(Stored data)
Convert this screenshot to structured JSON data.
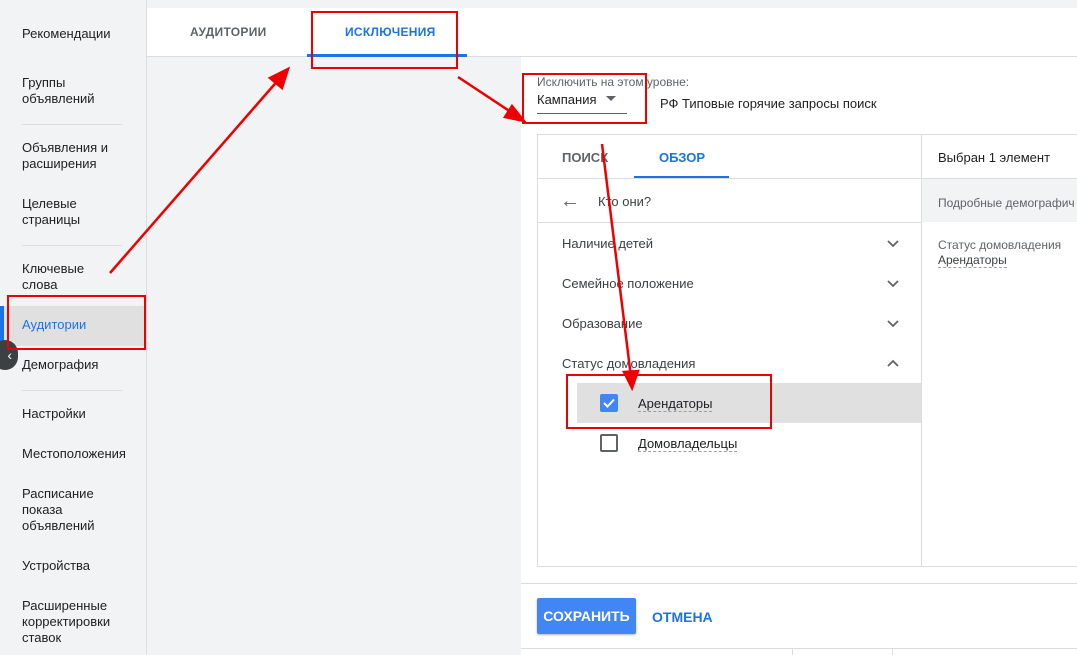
{
  "sidebar": {
    "items": [
      {
        "label": "Рекомендации"
      },
      {
        "label": "Группы объявлений"
      },
      {
        "label": "Объявления и расширения"
      },
      {
        "label": "Целевые страницы"
      },
      {
        "label": "Ключевые слова"
      },
      {
        "label": "Аудитории"
      },
      {
        "label": "Демография"
      },
      {
        "label": "Настройки"
      },
      {
        "label": "Местоположения"
      },
      {
        "label": "Расписание показа объявлений"
      },
      {
        "label": "Устройства"
      },
      {
        "label": "Расширенные корректировки ставок"
      }
    ],
    "active_item": "Аудитории"
  },
  "tabs": [
    {
      "label": "АУДИТОРИИ"
    },
    {
      "label": "ИСКЛЮЧЕНИЯ"
    }
  ],
  "level": {
    "label": "Исключить на этом уровне:",
    "selected": "Кампания",
    "campaign_name": "РФ Типовые горячие запросы поиск"
  },
  "picker": {
    "tabs": [
      {
        "label": "ПОИСК"
      },
      {
        "label": "ОБЗОР"
      }
    ],
    "breadcrumb": "Кто они?",
    "categories": [
      {
        "label": "Наличие детей",
        "expanded": false
      },
      {
        "label": "Семейное положение",
        "expanded": false
      },
      {
        "label": "Образование",
        "expanded": false
      },
      {
        "label": "Статус домовладения",
        "expanded": true
      }
    ],
    "options": [
      {
        "label": "Арендаторы",
        "checked": true
      },
      {
        "label": "Домовладельцы",
        "checked": false
      }
    ]
  },
  "selected_panel": {
    "header": "Выбран 1 элемент",
    "subheader": "Подробные демографич",
    "group": "Статус домовладения",
    "item": "Арендаторы"
  },
  "actions": {
    "save": "СОХРАНИТЬ",
    "cancel": "ОТМЕНА"
  },
  "colors": {
    "accent": "#1a73e8",
    "annotation": "#ee0000"
  }
}
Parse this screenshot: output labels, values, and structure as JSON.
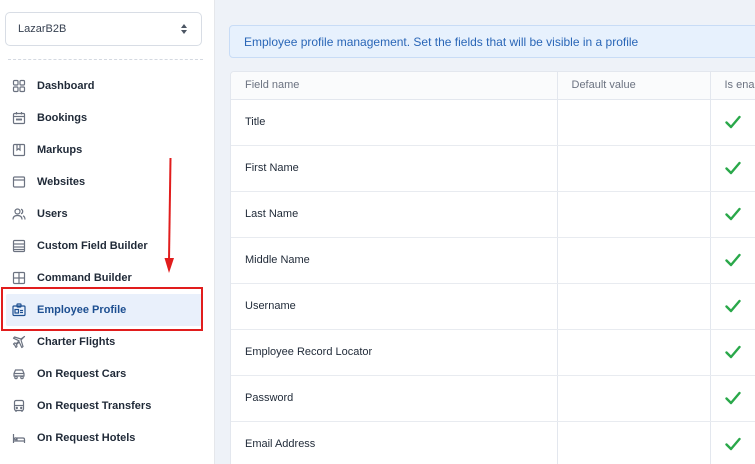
{
  "company_select": {
    "value": "LazarB2B"
  },
  "sidebar": {
    "items": [
      {
        "label": "Dashboard",
        "icon": "grid-icon"
      },
      {
        "label": "Bookings",
        "icon": "calendar-icon"
      },
      {
        "label": "Markups",
        "icon": "bookmark-icon"
      },
      {
        "label": "Websites",
        "icon": "browser-icon"
      },
      {
        "label": "Users",
        "icon": "users-icon"
      },
      {
        "label": "Custom Field Builder",
        "icon": "list-icon"
      },
      {
        "label": "Command Builder",
        "icon": "layout-icon"
      },
      {
        "label": "Employee Profile",
        "icon": "id-card-icon",
        "active": true
      },
      {
        "label": "Charter Flights",
        "icon": "plane-icon"
      },
      {
        "label": "On Request Cars",
        "icon": "car-icon"
      },
      {
        "label": "On Request Transfers",
        "icon": "bus-icon"
      },
      {
        "label": "On Request Hotels",
        "icon": "bed-icon"
      }
    ]
  },
  "banner": {
    "text": "Employee profile management. Set the fields that will be visible in a profile"
  },
  "table": {
    "columns": [
      "Field name",
      "Default value",
      "Is enal"
    ],
    "rows": [
      {
        "field": "Title",
        "default": "",
        "enabled": true
      },
      {
        "field": "First Name",
        "default": "",
        "enabled": true
      },
      {
        "field": "Last Name",
        "default": "",
        "enabled": true
      },
      {
        "field": "Middle Name",
        "default": "",
        "enabled": true
      },
      {
        "field": "Username",
        "default": "",
        "enabled": true
      },
      {
        "field": "Employee Record Locator",
        "default": "",
        "enabled": true
      },
      {
        "field": "Password",
        "default": "",
        "enabled": true
      },
      {
        "field": "Email Address",
        "default": "",
        "enabled": true
      }
    ]
  },
  "colors": {
    "accent": "#2a66b7",
    "active_bg": "#e9f0fb",
    "check": "#2aa84a",
    "annotation": "#e11d1d"
  }
}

SHORT PROBLEM:
Show every line that contains the word "Request".

OUTPUT FOR THIS EXERCISE:
        "label": "On Request Cars",
        "label": "On Request Transfers",
        "label": "On Request Hotels",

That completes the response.